◆ **DATA FOR THIS EXERCISE**:

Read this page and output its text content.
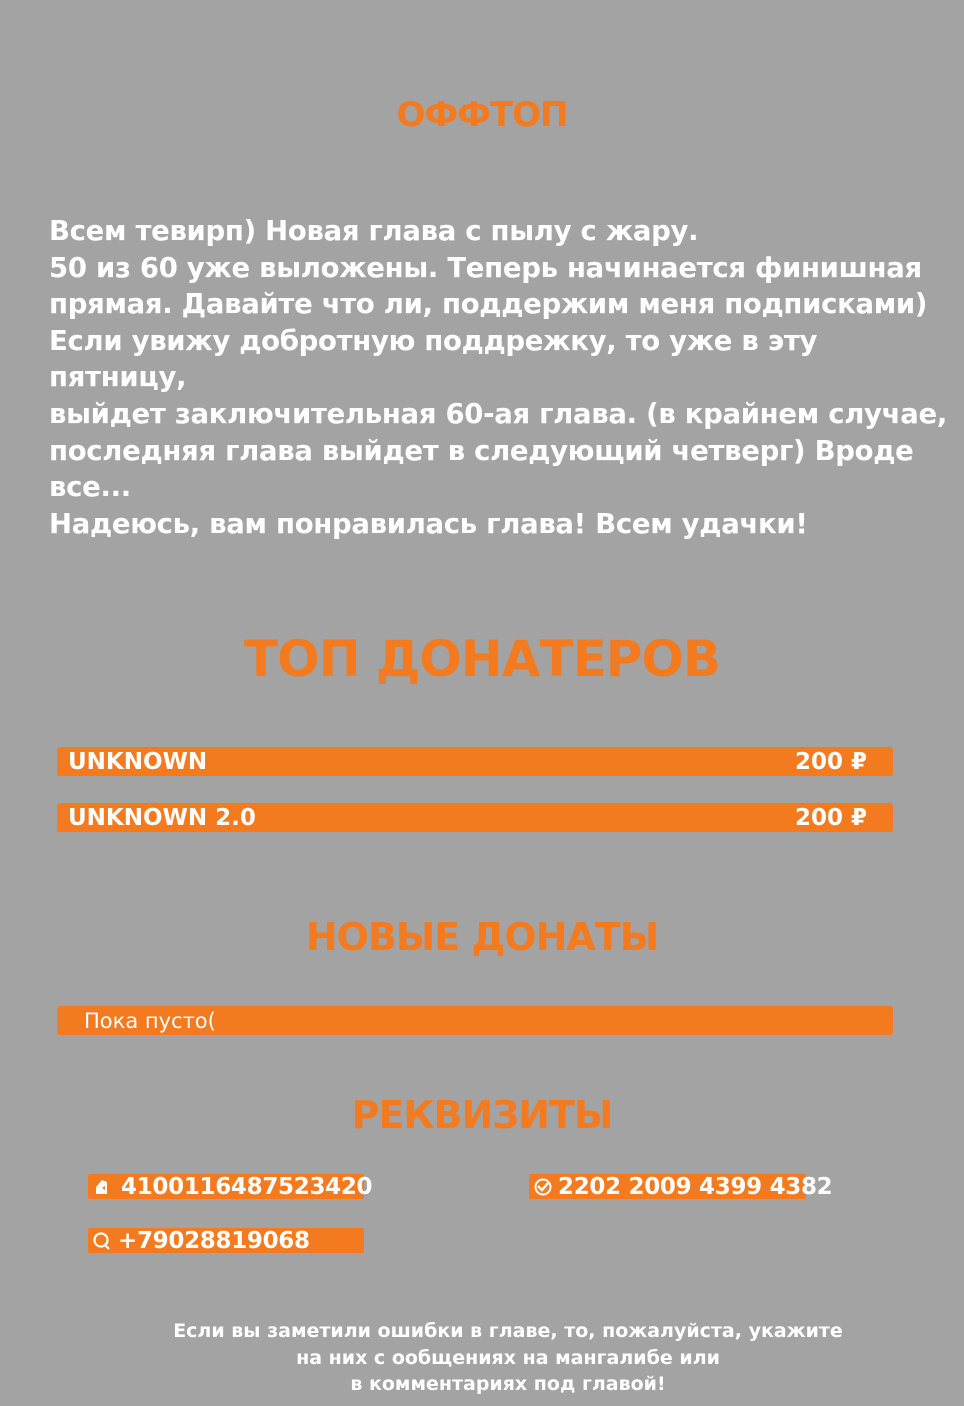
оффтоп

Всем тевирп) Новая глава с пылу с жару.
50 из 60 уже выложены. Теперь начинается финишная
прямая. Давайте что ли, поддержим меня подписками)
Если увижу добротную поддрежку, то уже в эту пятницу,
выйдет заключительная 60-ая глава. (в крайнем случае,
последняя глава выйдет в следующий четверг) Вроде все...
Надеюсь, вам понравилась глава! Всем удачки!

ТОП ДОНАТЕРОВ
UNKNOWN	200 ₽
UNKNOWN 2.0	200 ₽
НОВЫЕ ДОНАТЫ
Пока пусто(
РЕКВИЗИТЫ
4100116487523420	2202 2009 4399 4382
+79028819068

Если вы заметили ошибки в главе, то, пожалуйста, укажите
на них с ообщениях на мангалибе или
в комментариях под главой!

...

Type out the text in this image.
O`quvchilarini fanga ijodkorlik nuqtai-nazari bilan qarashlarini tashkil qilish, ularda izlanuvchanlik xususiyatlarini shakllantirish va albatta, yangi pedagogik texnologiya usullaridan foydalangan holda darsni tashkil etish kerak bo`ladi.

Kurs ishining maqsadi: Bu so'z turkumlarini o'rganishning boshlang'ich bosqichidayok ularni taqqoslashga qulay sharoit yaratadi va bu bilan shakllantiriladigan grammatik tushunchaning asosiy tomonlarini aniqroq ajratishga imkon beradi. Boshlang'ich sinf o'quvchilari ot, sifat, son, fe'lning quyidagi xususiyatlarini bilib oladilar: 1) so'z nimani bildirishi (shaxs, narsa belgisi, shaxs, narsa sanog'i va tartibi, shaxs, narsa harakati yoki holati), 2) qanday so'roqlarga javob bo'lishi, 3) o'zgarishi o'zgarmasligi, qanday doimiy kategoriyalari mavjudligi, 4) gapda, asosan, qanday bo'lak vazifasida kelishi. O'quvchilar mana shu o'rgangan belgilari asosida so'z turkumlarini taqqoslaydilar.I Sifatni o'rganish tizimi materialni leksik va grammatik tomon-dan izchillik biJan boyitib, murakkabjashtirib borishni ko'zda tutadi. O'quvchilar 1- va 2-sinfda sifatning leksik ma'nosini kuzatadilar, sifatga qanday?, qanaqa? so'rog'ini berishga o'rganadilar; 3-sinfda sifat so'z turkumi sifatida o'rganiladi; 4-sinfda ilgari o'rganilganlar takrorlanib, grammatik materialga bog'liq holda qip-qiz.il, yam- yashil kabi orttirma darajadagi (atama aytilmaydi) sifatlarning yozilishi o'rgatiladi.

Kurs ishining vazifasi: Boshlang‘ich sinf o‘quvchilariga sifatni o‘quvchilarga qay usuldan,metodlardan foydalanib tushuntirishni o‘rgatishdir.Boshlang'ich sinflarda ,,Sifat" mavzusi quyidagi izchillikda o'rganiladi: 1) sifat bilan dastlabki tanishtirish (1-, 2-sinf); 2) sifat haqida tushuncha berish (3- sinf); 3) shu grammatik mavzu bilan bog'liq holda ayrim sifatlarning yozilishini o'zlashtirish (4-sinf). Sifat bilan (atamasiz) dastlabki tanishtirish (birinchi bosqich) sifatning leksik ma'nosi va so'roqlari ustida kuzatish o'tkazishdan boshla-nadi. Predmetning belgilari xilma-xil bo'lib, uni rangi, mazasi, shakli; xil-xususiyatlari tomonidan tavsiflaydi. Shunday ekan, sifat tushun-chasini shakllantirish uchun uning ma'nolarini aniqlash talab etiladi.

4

◆ **GIVEN PROBLEM**:
Reproduce each line holding the word "Boshlang".

◆ **SOLUTION**:
Kurs ishining maqsadi: Bu so'z turkumlarini o'rganishning boshlang'ich bosqichidayok ularni taqqoslashga qulay sharoit yaratadi va bu bilan shakllantiriladigan grammatik tushunchaning asosiy tomonlarini aniqroq ajratishga imkon beradi. Boshlang'ich sinf o'quvchilari ot, sifat, son, fe'lning quyidagi xususiyatlarini bilib oladilar: 1) so'z nimani bildirishi (shaxs, narsa belgisi, shaxs, narsa sanog'i va tartibi, shaxs, narsa harakati yoki holati), 2) qanday so'roqlarga javob bo'lishi, 3) o'zgarishi o'zgarmasligi, qanday doimiy kategoriyalari mavjudligi, 4) gapda, asosan, qanday bo'lak vazifasida kelishi. O'quvchilar mana shu o'rgangan belgilari asosida so'z turkumlarini taqqoslaydilar.I Sifatni o'rganish tizimi materialni leksik va grammatik tomon-dan izchillik biJan boyitib, murakkabjashtirib borishni ko'zda tutadi. O'quvchilar 1- va 2-sinfda sifatning leksik ma'nosini kuzatadilar, sifatga qanday?, qanaqa? so'rog'ini berishga o'rganadilar; 3-sinfda sifat so'z turkumi sifatida o'rganiladi; 4-sinfda ilgari o'rganilganlar takrorlanib, grammatik materialga bog'liq holda qip-qiz.il, yam- yashil kabi orttirma darajadagi (atama aytilmaydi) sifatlarning yozilishi o'rgatiladi.
Kurs ishining vazifasi: Boshlang‘ich sinf o‘quvchilariga sifatni o‘quvchilarga qay usuldan,metodlardan foydalanib tushuntirishni o‘rgatishdir.Boshlang'ich sinflarda ,,Sifat" mavzusi quyidagi izchillikda o'rganiladi: 1) sifat bilan dastlabki tanishtirish (1-, 2-sinf); 2) sifat haqida tushuncha berish (3- sinf); 3) shu grammatik mavzu bilan bog'liq holda ayrim sifatlarning yozilishini o'zlashtirish (4-sinf). Sifat bilan (atamasiz) dastlabki tanishtirish (birinchi bosqich) sifatning leksik ma'nosi va so'roqlari ustida kuzatish o'tkazishdan boshla-nadi. Predmetning belgilari xilma-xil bo'lib, uni rangi, mazasi, shakli; xil-xususiyatlari tomonidan tavsiflaydi. Shunday ekan, sifat tushun-chasini shakllantirish uchun uning ma'nolarini aniqlash talab etiladi.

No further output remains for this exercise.